start Given data

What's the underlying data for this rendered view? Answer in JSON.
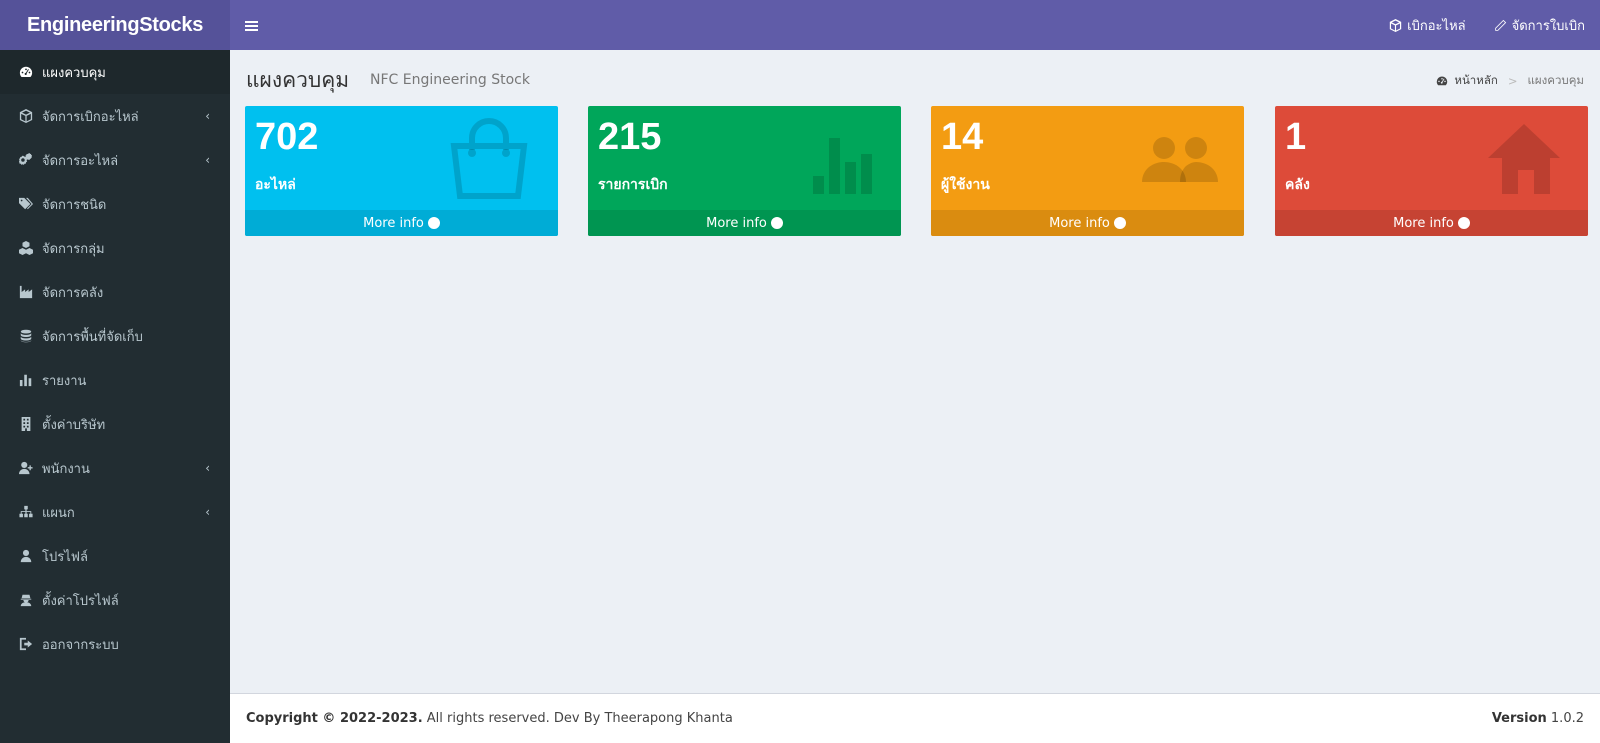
{
  "header": {
    "logo": "EngineeringStocks",
    "nav": [
      {
        "label": "เบิกอะไหล่",
        "icon": "cube-icon"
      },
      {
        "label": "จัดการใบเบิก",
        "icon": "pencil-icon"
      }
    ]
  },
  "sidebar": {
    "items": [
      {
        "label": "แผงควบคุม",
        "icon": "dashboard-icon",
        "active": true
      },
      {
        "label": "จัดการเบิกอะไหล่",
        "icon": "cube-icon",
        "chevron": "‹"
      },
      {
        "label": "จัดการอะไหล่",
        "icon": "cogs-icon",
        "chevron": "‹"
      },
      {
        "label": "จัดการชนิด",
        "icon": "tags-icon"
      },
      {
        "label": "จัดการกลุ่ม",
        "icon": "cubes-icon"
      },
      {
        "label": "จัดการคลัง",
        "icon": "industry-icon"
      },
      {
        "label": "จัดการพื้นที่จัดเก็บ",
        "icon": "database-icon"
      },
      {
        "label": "รายงาน",
        "icon": "bar-chart-icon"
      },
      {
        "label": "ตั้งค่าบริษัท",
        "icon": "building-icon"
      },
      {
        "label": "พนักงาน",
        "icon": "user-plus-icon",
        "chevron": "‹"
      },
      {
        "label": "แผนก",
        "icon": "sitemap-icon",
        "chevron": "‹"
      },
      {
        "label": "โปรไฟล์",
        "icon": "user-icon"
      },
      {
        "label": "ตั้งค่าโปรไฟล์",
        "icon": "user-secret-icon"
      },
      {
        "label": "ออกจากระบบ",
        "icon": "sign-out-icon"
      }
    ]
  },
  "content": {
    "title": "แผงควบคุม",
    "subtitle": "NFC Engineering Stock",
    "breadcrumb": {
      "home": "หน้าหลัก",
      "sep": ">",
      "current": "แผงควบคุม"
    }
  },
  "boxes": [
    {
      "value": "702",
      "label": "อะไหล่",
      "more": "More info",
      "icon": "shopping-bag-icon",
      "color": "#00c0ef"
    },
    {
      "value": "215",
      "label": "รายการเบิก",
      "more": "More info",
      "icon": "bar-chart-icon",
      "color": "#00a65a"
    },
    {
      "value": "14",
      "label": "ผู้ใช้งาน",
      "more": "More info",
      "icon": "users-icon",
      "color": "#f39c12"
    },
    {
      "value": "1",
      "label": "คลัง",
      "more": "More info",
      "icon": "home-icon",
      "color": "#dd4b39"
    }
  ],
  "footer": {
    "copyright": "Copyright © 2022-2023.",
    "rights": " All rights reserved. Dev By Theerapong Khanta",
    "version_label": "Version",
    "version": " 1.0.2"
  }
}
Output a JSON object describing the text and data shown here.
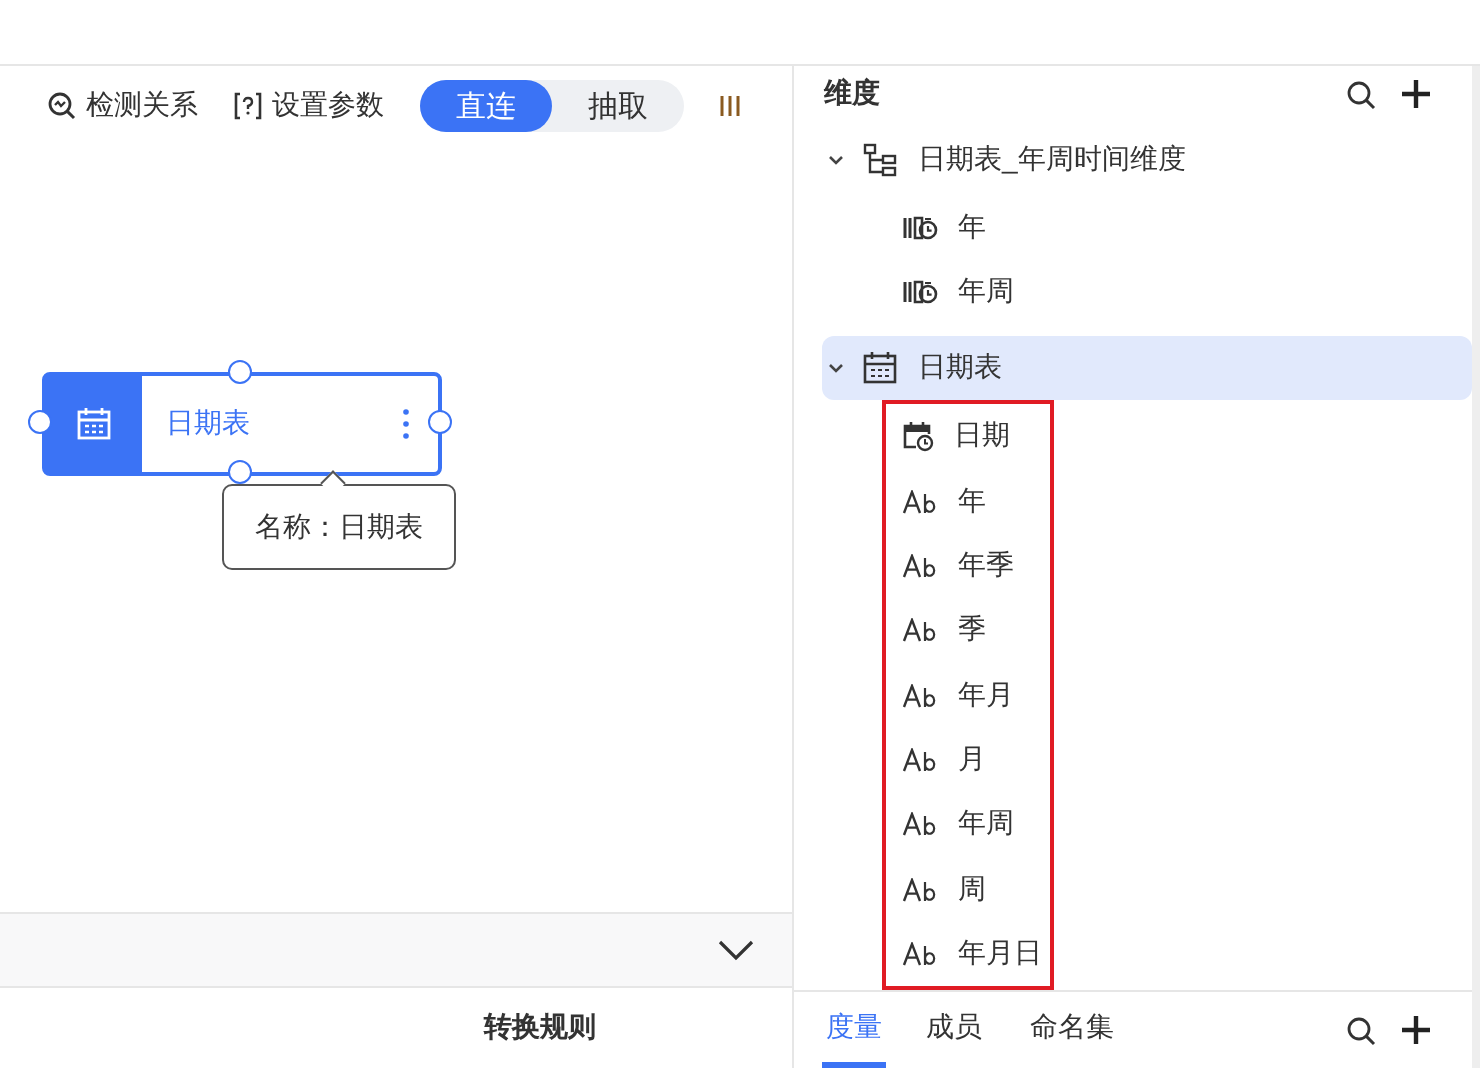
{
  "toolbar": {
    "items": [
      {
        "label": "检测关系",
        "kind": "detect"
      },
      {
        "label": "设置参数",
        "kind": "params"
      }
    ],
    "mode_toggle": [
      {
        "label": "直连",
        "selected": true
      },
      {
        "label": "抽取",
        "selected": false
      }
    ]
  },
  "canvas": {
    "node": {
      "label": "日期表",
      "tooltip": "名称：日期表"
    }
  },
  "bottom_panel": {
    "expanded": false,
    "tab": "转换规则"
  },
  "dimension_panel": {
    "title": "维度",
    "tree": [
      {
        "label": "日期表_年周时间维度",
        "kind": "hierarchy",
        "expanded": true,
        "selected": false,
        "highlighted": false,
        "children": [
          {
            "label": "年",
            "kind": "level"
          },
          {
            "label": "年周",
            "kind": "level"
          }
        ]
      },
      {
        "label": "日期表",
        "kind": "table",
        "expanded": true,
        "selected": true,
        "highlighted": true,
        "children": [
          {
            "label": "日期",
            "kind": "date"
          },
          {
            "label": "年",
            "kind": "text"
          },
          {
            "label": "年季",
            "kind": "text"
          },
          {
            "label": "季",
            "kind": "text"
          },
          {
            "label": "年月",
            "kind": "text"
          },
          {
            "label": "月",
            "kind": "text"
          },
          {
            "label": "年周",
            "kind": "text"
          },
          {
            "label": "周",
            "kind": "text"
          },
          {
            "label": "年月日",
            "kind": "text"
          }
        ]
      }
    ],
    "tabs": [
      {
        "label": "度量",
        "selected": true
      },
      {
        "label": "成员",
        "selected": false
      },
      {
        "label": "命名集",
        "selected": false
      }
    ]
  }
}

end Given data

What you will do: Report how many lines in the data contain the word "แผงควบค", with no words besides the number.

Solution to this problem: 3